** begin Data to process **
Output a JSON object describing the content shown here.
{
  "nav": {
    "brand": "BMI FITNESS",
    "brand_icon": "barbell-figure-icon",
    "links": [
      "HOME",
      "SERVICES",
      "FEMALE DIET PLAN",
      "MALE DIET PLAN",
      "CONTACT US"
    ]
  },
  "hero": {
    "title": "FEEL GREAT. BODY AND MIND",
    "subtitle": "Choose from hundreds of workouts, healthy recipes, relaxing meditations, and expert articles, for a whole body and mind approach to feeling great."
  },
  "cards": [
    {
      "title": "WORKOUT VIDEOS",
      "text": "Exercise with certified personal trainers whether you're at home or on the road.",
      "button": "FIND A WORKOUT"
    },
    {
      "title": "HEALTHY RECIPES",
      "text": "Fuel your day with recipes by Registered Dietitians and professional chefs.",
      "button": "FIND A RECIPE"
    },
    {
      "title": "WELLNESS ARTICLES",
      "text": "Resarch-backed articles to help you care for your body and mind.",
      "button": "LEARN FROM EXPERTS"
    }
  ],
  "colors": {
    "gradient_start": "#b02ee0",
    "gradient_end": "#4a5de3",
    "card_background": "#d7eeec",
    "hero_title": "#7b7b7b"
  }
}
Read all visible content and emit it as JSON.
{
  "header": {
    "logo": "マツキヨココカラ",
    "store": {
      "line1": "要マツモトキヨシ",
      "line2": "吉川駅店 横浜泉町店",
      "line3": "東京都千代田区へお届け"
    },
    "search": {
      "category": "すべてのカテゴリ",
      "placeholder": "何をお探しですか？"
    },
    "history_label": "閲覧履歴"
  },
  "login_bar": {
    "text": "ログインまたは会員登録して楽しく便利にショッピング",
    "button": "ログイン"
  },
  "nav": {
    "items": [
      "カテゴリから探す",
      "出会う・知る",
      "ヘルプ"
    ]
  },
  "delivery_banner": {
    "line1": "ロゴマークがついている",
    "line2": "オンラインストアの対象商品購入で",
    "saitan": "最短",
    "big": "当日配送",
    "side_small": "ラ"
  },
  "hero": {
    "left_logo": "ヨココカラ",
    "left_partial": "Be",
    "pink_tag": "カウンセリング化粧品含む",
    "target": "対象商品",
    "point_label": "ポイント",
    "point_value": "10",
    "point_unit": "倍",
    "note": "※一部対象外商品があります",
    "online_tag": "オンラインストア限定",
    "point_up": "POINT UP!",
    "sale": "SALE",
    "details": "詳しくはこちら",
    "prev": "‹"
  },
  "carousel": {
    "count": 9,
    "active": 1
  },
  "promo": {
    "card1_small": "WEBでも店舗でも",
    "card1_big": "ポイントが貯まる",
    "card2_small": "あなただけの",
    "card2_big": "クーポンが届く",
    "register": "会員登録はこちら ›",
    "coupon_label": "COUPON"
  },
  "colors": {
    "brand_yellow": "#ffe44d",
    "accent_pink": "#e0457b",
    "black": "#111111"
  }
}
** end Data to process **
Set problem |
Send back every record, precisely as written.

Worked solution |
Output a JSON object describing the content shown here.
{
  "nav": {
    "brand": "BMI FITNESS",
    "brand_icon": "barbell-figure-icon",
    "links": [
      "HOME",
      "SERVICES",
      "FEMALE DIET PLAN",
      "MALE DIET PLAN",
      "CONTACT US"
    ]
  },
  "hero": {
    "title": "FEEL GREAT. BODY AND MIND",
    "subtitle": "Choose from hundreds of workouts, healthy recipes, relaxing meditations, and expert articles, for a whole body and mind approach to feeling great."
  },
  "cards": [
    {
      "title": "WORKOUT VIDEOS",
      "text": "Exercise with certified personal trainers whether you're at home or on the road.",
      "button": "FIND A WORKOUT"
    },
    {
      "title": "HEALTHY RECIPES",
      "text": "Fuel your day with recipes by Registered Dietitians and professional chefs.",
      "button": "FIND A RECIPE"
    },
    {
      "title": "WELLNESS ARTICLES",
      "text": "Resarch-backed articles to help you care for your body and mind.",
      "button": "LEARN FROM EXPERTS"
    }
  ],
  "colors": {
    "gradient_start": "#b02ee0",
    "gradient_end": "#4a5de3",
    "card_background": "#d7eeec",
    "hero_title": "#7b7b7b"
  }
}
Read all visible content and emit it as JSON.
{
  "header": {
    "logo": "マツキヨココカラ",
    "store": {
      "line1": "要マツモトキヨシ",
      "line2": "吉川駅店 横浜泉町店",
      "line3": "東京都千代田区へお届け"
    },
    "search": {
      "category": "すべてのカテゴリ",
      "placeholder": "何をお探しですか？"
    },
    "history_label": "閲覧履歴"
  },
  "login_bar": {
    "text": "ログインまたは会員登録して楽しく便利にショッピング",
    "button": "ログイン"
  },
  "nav": {
    "items": [
      "カテゴリから探す",
      "出会う・知る",
      "ヘルプ"
    ]
  },
  "delivery_banner": {
    "line1": "ロゴマークがついている",
    "line2": "オンラインストアの対象商品購入で",
    "saitan": "最短",
    "big": "当日配送",
    "side_small": "ラ"
  },
  "hero": {
    "left_logo": "ヨココカラ",
    "left_partial": "Be",
    "pink_tag": "カウンセリング化粧品含む",
    "target": "対象商品",
    "point_label": "ポイント",
    "point_value": "10",
    "point_unit": "倍",
    "note": "※一部対象外商品があります",
    "online_tag": "オンラインストア限定",
    "point_up": "POINT UP!",
    "sale": "SALE",
    "details": "詳しくはこちら",
    "prev": "‹"
  },
  "carousel": {
    "count": 9,
    "active": 1
  },
  "promo": {
    "card1_small": "WEBでも店舗でも",
    "card1_big": "ポイントが貯まる",
    "card2_small": "あなただけの",
    "card2_big": "クーポンが届く",
    "register": "会員登録はこちら ›",
    "coupon_label": "COUPON"
  },
  "colors": {
    "brand_yellow": "#ffe44d",
    "accent_pink": "#e0457b",
    "black": "#111111"
  }
}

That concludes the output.